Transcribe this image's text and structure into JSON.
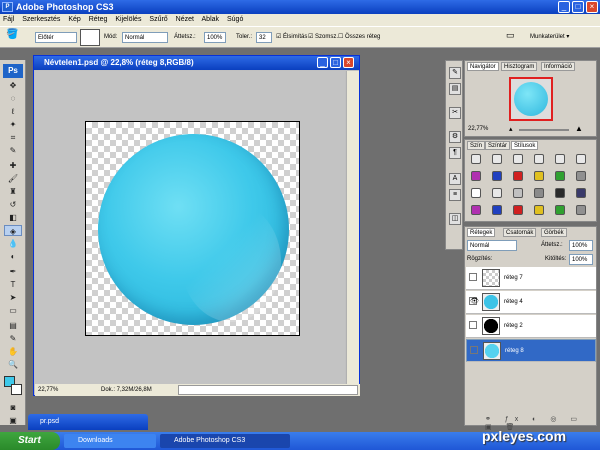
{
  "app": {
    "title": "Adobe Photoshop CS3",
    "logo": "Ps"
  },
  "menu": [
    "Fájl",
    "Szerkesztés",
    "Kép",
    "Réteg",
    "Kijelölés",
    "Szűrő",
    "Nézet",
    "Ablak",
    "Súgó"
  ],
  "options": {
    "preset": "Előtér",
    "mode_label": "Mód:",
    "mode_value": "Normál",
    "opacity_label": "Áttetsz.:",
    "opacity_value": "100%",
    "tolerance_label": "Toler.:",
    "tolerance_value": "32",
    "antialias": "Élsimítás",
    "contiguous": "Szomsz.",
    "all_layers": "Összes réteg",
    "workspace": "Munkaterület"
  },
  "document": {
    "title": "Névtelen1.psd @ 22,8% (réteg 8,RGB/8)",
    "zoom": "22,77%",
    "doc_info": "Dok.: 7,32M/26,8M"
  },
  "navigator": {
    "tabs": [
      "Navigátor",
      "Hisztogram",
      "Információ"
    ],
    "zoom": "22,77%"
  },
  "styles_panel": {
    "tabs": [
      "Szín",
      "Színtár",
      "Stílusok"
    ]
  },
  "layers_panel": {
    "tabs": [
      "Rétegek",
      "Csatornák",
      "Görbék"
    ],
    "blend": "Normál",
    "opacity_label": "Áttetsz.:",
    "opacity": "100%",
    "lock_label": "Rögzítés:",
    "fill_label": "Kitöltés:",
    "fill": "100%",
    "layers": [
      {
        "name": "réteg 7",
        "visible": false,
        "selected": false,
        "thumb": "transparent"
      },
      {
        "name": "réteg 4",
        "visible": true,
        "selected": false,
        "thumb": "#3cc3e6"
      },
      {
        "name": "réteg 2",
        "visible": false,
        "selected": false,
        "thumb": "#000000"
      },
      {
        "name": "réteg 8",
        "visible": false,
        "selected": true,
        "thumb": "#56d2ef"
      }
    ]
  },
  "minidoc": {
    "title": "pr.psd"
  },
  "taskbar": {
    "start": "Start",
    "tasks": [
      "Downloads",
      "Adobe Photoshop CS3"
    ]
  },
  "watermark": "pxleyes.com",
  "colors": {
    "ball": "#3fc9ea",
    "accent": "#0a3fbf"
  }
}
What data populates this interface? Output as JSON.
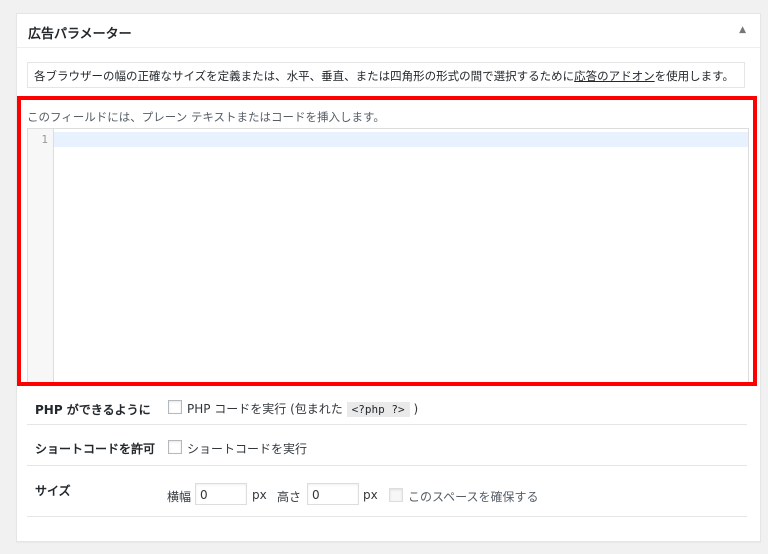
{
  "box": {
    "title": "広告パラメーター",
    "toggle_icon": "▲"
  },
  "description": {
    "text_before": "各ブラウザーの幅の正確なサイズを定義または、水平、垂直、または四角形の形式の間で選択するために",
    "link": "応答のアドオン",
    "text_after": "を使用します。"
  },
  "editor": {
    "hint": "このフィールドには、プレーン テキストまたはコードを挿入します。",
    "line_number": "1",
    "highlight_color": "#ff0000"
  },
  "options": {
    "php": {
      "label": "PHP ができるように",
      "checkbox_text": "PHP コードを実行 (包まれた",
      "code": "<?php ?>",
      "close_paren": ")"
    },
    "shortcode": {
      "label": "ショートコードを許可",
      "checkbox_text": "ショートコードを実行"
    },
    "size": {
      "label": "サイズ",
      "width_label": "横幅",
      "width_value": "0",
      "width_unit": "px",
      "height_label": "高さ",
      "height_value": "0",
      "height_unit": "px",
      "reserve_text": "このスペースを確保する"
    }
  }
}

◇ ◇ ◇

▶ [Task description] What is needed is an exact reproduction of the data, pictures excluded.

▶ [Response]
Transcribe this image's text and structure into JSON.
{
  "app": {
    "title": "Adobe Photoshop CS3",
    "logo": "Ps"
  },
  "menu": [
    "Fájl",
    "Szerkesztés",
    "Kép",
    "Réteg",
    "Kijelölés",
    "Szűrő",
    "Nézet",
    "Ablak",
    "Súgó"
  ],
  "options": {
    "preset": "Előtér",
    "mode_label": "Mód:",
    "mode_value": "Normál",
    "opacity_label": "Áttetsz.:",
    "opacity_value": "100%",
    "tolerance_label": "Toler.:",
    "tolerance_value": "32",
    "antialias": "Élsimítás",
    "contiguous": "Szomsz.",
    "all_layers": "Összes réteg",
    "workspace": "Munkaterület"
  },
  "document": {
    "title": "Névtelen1.psd @ 22,8% (réteg 8,RGB/8)",
    "zoom": "22,77%",
    "doc_info": "Dok.: 7,32M/26,8M"
  },
  "navigator": {
    "tabs": [
      "Navigátor",
      "Hisztogram",
      "Információ"
    ],
    "zoom": "22,77%"
  },
  "styles_panel": {
    "tabs": [
      "Szín",
      "Színtár",
      "Stílusok"
    ]
  },
  "layers_panel": {
    "tabs": [
      "Rétegek",
      "Csatornák",
      "Görbék"
    ],
    "blend": "Normál",
    "opacity_label": "Áttetsz.:",
    "opacity": "100%",
    "lock_label": "Rögzítés:",
    "fill_label": "Kitöltés:",
    "fill": "100%",
    "layers": [
      {
        "name": "réteg 7",
        "visible": false,
        "selected": false,
        "thumb": "transparent"
      },
      {
        "name": "réteg 4",
        "visible": true,
        "selected": false,
        "thumb": "#3cc3e6"
      },
      {
        "name": "réteg 2",
        "visible": false,
        "selected": false,
        "thumb": "#000000"
      },
      {
        "name": "réteg 8",
        "visible": false,
        "selected": true,
        "thumb": "#56d2ef"
      }
    ]
  },
  "minidoc": {
    "title": "pr.psd"
  },
  "taskbar": {
    "start": "Start",
    "tasks": [
      "Downloads",
      "Adobe Photoshop CS3"
    ]
  },
  "watermark": "pxleyes.com",
  "colors": {
    "ball": "#3fc9ea",
    "accent": "#0a3fbf"
  }
}
What data populates this interface? Output as JSON.
{
  "box": {
    "title": "広告パラメーター",
    "toggle_icon": "▲"
  },
  "description": {
    "text_before": "各ブラウザーの幅の正確なサイズを定義または、水平、垂直、または四角形の形式の間で選択するために",
    "link": "応答のアドオン",
    "text_after": "を使用します。"
  },
  "editor": {
    "hint": "このフィールドには、プレーン テキストまたはコードを挿入します。",
    "line_number": "1",
    "highlight_color": "#ff0000"
  },
  "options": {
    "php": {
      "label": "PHP ができるように",
      "checkbox_text": "PHP コードを実行 (包まれた",
      "code": "<?php ?>",
      "close_paren": ")"
    },
    "shortcode": {
      "label": "ショートコードを許可",
      "checkbox_text": "ショートコードを実行"
    },
    "size": {
      "label": "サイズ",
      "width_label": "横幅",
      "width_value": "0",
      "width_unit": "px",
      "height_label": "高さ",
      "height_value": "0",
      "height_unit": "px",
      "reserve_text": "このスペースを確保する"
    }
  }
}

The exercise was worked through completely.